Written task
Make an exact copy of all the entries below, with the pictures left out.
-- START --
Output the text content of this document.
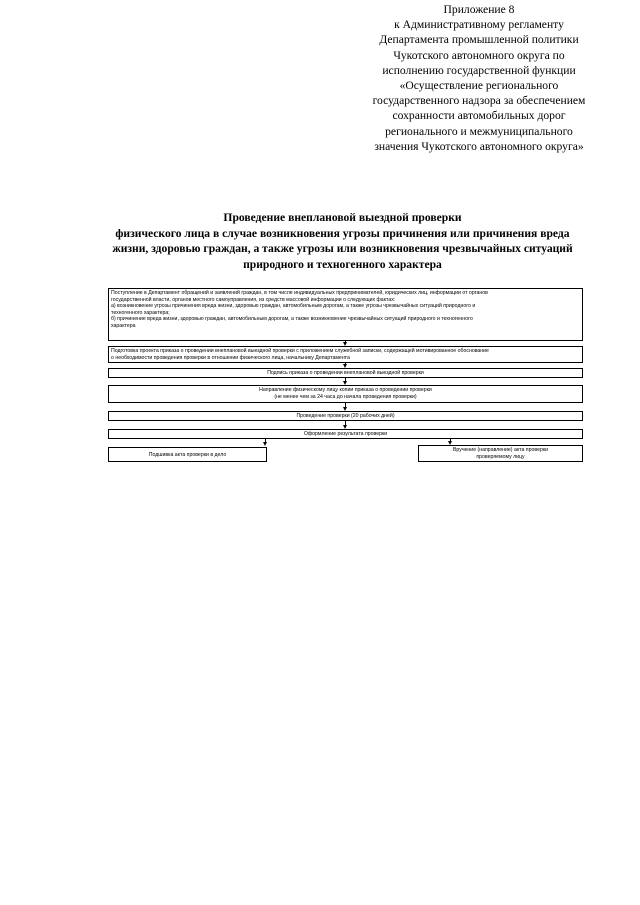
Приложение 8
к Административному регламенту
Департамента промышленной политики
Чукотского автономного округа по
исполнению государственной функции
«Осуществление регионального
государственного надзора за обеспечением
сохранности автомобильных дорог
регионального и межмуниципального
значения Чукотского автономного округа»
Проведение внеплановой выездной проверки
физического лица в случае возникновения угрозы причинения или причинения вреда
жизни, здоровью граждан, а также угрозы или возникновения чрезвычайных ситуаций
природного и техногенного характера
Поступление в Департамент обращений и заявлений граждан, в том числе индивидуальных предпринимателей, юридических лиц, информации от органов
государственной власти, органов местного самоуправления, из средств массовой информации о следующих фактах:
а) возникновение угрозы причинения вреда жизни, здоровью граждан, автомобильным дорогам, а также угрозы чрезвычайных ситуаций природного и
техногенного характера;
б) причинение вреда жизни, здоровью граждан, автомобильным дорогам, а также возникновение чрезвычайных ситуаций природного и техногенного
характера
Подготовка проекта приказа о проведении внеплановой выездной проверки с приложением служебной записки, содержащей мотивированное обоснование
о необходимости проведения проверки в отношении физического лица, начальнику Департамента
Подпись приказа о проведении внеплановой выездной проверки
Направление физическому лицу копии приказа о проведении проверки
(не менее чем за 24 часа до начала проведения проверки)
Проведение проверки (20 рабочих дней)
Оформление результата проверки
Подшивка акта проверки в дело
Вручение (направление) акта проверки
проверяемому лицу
-- END --
Correct result
Output the text content of this document.
Приложение 8
к Административному регламенту
Департамента промышленной политики
Чукотского автономного округа по
исполнению государственной функции
«Осуществление регионального
государственного надзора за обеспечением
сохранности автомобильных дорог
регионального и межмуниципального
значения Чукотского автономного округа»
Проведение внеплановой выездной проверки
физического лица в случае возникновения угрозы причинения или причинения вреда
жизни, здоровью граждан, а также угрозы или возникновения чрезвычайных ситуаций
природного и техногенного характера
Поступление в Департамент обращений и заявлений граждан, в том числе индивидуальных предпринимателей, юридических лиц, информации от органов
государственной власти, органов местного самоуправления, из средств массовой информации о следующих фактах:
а) возникновение угрозы причинения вреда жизни, здоровью граждан, автомобильным дорогам, а также угрозы чрезвычайных ситуаций природного и
техногенного характера;
б) причинение вреда жизни, здоровью граждан, автомобильным дорогам, а также возникновение чрезвычайных ситуаций природного и техногенного
характера
Подготовка проекта приказа о проведении внеплановой выездной проверки с приложением служебной записки, содержащей мотивированное обоснование
о необходимости проведения проверки в отношении физического лица, начальнику Департамента
Подпись приказа о проведении внеплановой выездной проверки
Направление физическому лицу копии приказа о проведении проверки
(не менее чем за 24 часа до начала проведения проверки)
Проведение проверки (20 рабочих дней)
Оформление результата проверки
Подшивка акта проверки в дело
Вручение (направление) акта проверки
проверяемому лицу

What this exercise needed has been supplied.